**TASK OBJECTIVE**
Every line of the listing must be reproduced as it stands. Leave the images behind.

**ROWS**

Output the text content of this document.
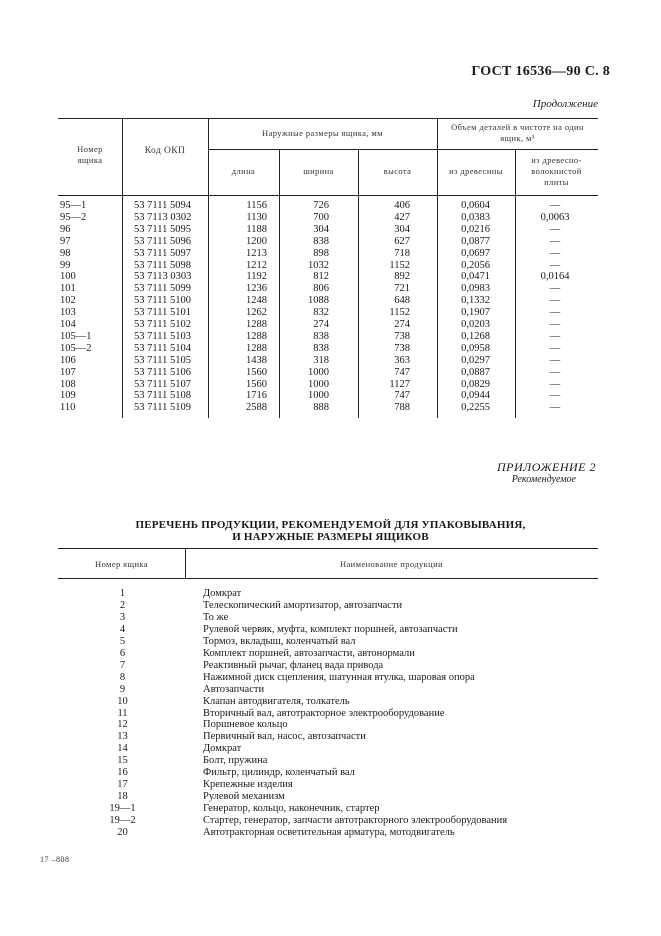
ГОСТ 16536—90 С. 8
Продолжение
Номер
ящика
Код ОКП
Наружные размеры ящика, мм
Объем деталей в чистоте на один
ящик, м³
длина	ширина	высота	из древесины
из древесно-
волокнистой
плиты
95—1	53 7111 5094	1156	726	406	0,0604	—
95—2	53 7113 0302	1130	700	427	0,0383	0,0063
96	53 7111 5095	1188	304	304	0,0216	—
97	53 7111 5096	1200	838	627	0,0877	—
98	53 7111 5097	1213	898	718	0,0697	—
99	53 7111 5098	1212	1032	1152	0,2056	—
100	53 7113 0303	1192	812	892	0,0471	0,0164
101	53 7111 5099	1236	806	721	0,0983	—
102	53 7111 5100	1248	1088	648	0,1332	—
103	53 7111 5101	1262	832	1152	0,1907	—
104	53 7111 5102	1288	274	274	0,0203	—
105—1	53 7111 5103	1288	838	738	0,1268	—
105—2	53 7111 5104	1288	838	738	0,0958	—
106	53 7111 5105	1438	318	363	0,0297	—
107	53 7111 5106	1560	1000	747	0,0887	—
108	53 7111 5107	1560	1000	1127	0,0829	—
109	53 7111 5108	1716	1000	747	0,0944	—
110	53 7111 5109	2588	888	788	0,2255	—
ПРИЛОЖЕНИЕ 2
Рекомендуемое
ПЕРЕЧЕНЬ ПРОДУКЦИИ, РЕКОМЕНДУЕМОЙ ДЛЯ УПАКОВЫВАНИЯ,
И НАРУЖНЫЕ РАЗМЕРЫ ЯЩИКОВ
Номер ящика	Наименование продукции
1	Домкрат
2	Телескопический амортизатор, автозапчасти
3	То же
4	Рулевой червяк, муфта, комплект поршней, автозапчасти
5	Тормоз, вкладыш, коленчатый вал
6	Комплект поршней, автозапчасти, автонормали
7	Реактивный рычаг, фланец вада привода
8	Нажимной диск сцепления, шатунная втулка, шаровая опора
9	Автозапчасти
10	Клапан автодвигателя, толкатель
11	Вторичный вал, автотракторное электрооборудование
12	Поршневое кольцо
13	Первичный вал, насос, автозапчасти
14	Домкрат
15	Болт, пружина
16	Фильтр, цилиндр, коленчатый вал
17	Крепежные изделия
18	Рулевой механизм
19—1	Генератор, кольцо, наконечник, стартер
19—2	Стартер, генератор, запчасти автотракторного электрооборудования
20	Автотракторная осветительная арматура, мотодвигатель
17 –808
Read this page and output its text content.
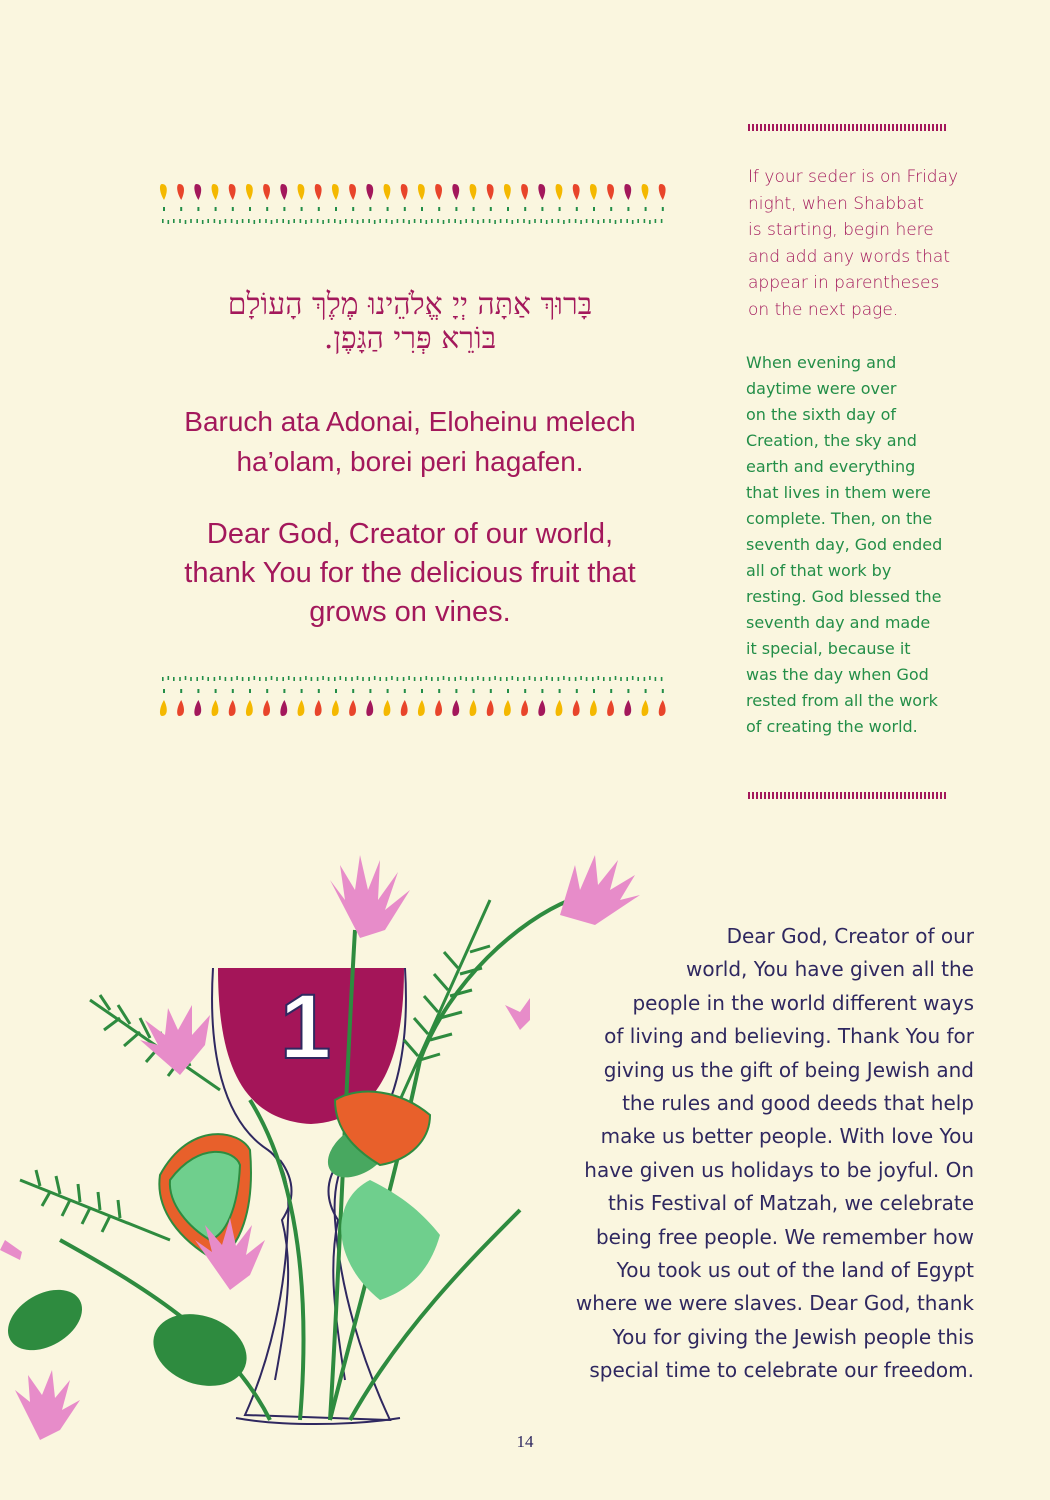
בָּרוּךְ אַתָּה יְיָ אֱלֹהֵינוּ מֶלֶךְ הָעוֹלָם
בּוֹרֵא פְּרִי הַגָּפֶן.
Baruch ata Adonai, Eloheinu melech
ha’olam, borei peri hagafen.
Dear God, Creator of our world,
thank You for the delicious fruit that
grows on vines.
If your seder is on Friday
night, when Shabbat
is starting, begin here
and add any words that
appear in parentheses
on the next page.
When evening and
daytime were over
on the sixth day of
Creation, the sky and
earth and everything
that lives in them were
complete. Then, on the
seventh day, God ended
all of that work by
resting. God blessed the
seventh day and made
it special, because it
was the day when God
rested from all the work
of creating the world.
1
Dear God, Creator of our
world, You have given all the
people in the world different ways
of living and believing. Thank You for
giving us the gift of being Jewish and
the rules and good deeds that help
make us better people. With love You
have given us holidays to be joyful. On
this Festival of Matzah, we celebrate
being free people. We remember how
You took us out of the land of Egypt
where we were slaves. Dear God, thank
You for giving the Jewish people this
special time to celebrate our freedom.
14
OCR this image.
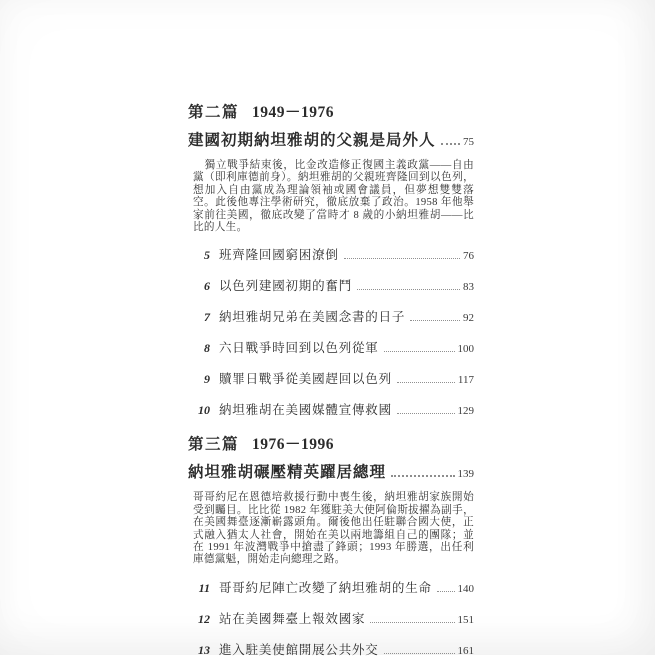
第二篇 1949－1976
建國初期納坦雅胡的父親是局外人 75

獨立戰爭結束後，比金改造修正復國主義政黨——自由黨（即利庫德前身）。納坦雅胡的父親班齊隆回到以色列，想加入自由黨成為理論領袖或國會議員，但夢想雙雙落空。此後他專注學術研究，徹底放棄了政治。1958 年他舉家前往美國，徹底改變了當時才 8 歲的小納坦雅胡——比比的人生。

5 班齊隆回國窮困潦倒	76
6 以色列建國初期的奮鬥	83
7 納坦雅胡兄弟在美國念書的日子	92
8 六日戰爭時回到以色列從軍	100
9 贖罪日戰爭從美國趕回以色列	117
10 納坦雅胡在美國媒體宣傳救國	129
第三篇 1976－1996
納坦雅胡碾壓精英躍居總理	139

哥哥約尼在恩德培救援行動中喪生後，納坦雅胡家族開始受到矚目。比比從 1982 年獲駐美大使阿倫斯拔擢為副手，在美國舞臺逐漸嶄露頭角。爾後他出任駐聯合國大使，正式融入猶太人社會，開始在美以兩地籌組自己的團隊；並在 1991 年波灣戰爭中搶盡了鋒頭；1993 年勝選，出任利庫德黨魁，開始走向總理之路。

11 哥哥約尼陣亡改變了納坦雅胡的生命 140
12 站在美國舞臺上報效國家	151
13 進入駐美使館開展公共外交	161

**REPLY**
Output the text content of this document.
ГОСТ 16536—90 С. 8
Продолжение
Номер
ящика
Код ОКП
Наружные размеры ящика, мм
Объем деталей в чистоте на один
ящик, м³
длина	ширина	высота	из древесины
из древесно-
волокнистой
плиты
95—1	53 7111 5094	1156	726	406	0,0604	—
95—2	53 7113 0302	1130	700	427	0,0383	0,0063
96	53 7111 5095	1188	304	304	0,0216	—
97	53 7111 5096	1200	838	627	0,0877	—
98	53 7111 5097	1213	898	718	0,0697	—
99	53 7111 5098	1212	1032	1152	0,2056	—
100	53 7113 0303	1192	812	892	0,0471	0,0164
101	53 7111 5099	1236	806	721	0,0983	—
102	53 7111 5100	1248	1088	648	0,1332	—
103	53 7111 5101	1262	832	1152	0,1907	—
104	53 7111 5102	1288	274	274	0,0203	—
105—1	53 7111 5103	1288	838	738	0,1268	—
105—2	53 7111 5104	1288	838	738	0,0958	—
106	53 7111 5105	1438	318	363	0,0297	—
107	53 7111 5106	1560	1000	747	0,0887	—
108	53 7111 5107	1560	1000	1127	0,0829	—
109	53 7111 5108	1716	1000	747	0,0944	—
110	53 7111 5109	2588	888	788	0,2255	—
ПРИЛОЖЕНИЕ 2
Рекомендуемое
ПЕРЕЧЕНЬ ПРОДУКЦИИ, РЕКОМЕНДУЕМОЙ ДЛЯ УПАКОВЫВАНИЯ,
И НАРУЖНЫЕ РАЗМЕРЫ ЯЩИКОВ
Номер ящика	Наименование продукции
1	Домкрат
2	Телескопический амортизатор, автозапчасти
3	То же
4	Рулевой червяк, муфта, комплект поршней, автозапчасти
5	Тормоз, вкладыш, коленчатый вал
6	Комплект поршней, автозапчасти, автонормали
7	Реактивный рычаг, фланец вада привода
8	Нажимной диск сцепления, шатунная втулка, шаровая опора
9	Автозапчасти
10	Клапан автодвигателя, толкатель
11	Вторичный вал, автотракторное электрооборудование
12	Поршневое кольцо
13	Первичный вал, насос, автозапчасти
14	Домкрат
15	Болт, пружина
16	Фильтр, цилиндр, коленчатый вал
17	Крепежные изделия
18	Рулевой механизм
19—1	Генератор, кольцо, наконечник, стартер
19—2	Стартер, генератор, запчасти автотракторного электрооборудования
20	Автотракторная осветительная арматура, мотодвигатель
17 –808
Read this page and output its text content.
בָּרוּךְ אַתָּה יְיָ אֱלֹהֵינוּ מֶלֶךְ הָעוֹלָם
בּוֹרֵא פְּרִי הַגָּפֶן.
Baruch ata Adonai, Eloheinu melech
ha’olam, borei peri hagafen.
Dear God, Creator of our world,
thank You for the delicious fruit that
grows on vines.
If your seder is on Friday
night, when Shabbat
is starting, begin here
and add any words that
appear in parentheses
on the next page.
When evening and
daytime were over
on the sixth day of
Creation, the sky and
earth and everything
that lives in them were
complete. Then, on the
seventh day, God ended
all of that work by
resting. God blessed the
seventh day and made
it special, because it
was the day when God
rested from all the work
of creating the world.
1
Dear God, Creator of our
world, You have given all the
people in the world different ways
of living and believing. Thank You for
giving us the gift of being Jewish and
the rules and good deeds that help
make us better people. With love You
have given us holidays to be joyful. On
this Festival of Matzah, we celebrate
being free people. We remember how
You took us out of the land of Egypt
where we were slaves. Dear God, thank
You for giving the Jewish people this
special time to celebrate our freedom.
14
OCR this image.
第二篇 1949－1976
建國初期納坦雅胡的父親是局外人 75

獨立戰爭結束後，比金改造修正復國主義政黨——自由黨（即利庫德前身）。納坦雅胡的父親班齊隆回到以色列，想加入自由黨成為理論領袖或國會議員，但夢想雙雙落空。此後他專注學術研究，徹底放棄了政治。1958 年他舉家前往美國，徹底改變了當時才 8 歲的小納坦雅胡——比比的人生。

5 班齊隆回國窮困潦倒	76
6 以色列建國初期的奮鬥	83
7 納坦雅胡兄弟在美國念書的日子	92
8 六日戰爭時回到以色列從軍	100
9 贖罪日戰爭從美國趕回以色列	117
10 納坦雅胡在美國媒體宣傳救國	129
第三篇 1976－1996
納坦雅胡碾壓精英躍居總理	139

哥哥約尼在恩德培救援行動中喪生後，納坦雅胡家族開始受到矚目。比比從 1982 年獲駐美大使阿倫斯拔擢為副手，在美國舞臺逐漸嶄露頭角。爾後他出任駐聯合國大使，正式融入猶太人社會，開始在美以兩地籌組自己的團隊；並在 1991 年波灣戰爭中搶盡了鋒頭；1993 年勝選，出任利庫德黨魁，開始走向總理之路。

11 哥哥約尼陣亡改變了納坦雅胡的生命 140
12 站在美國舞臺上報效國家	151
13 進入駐美使館開展公共外交	161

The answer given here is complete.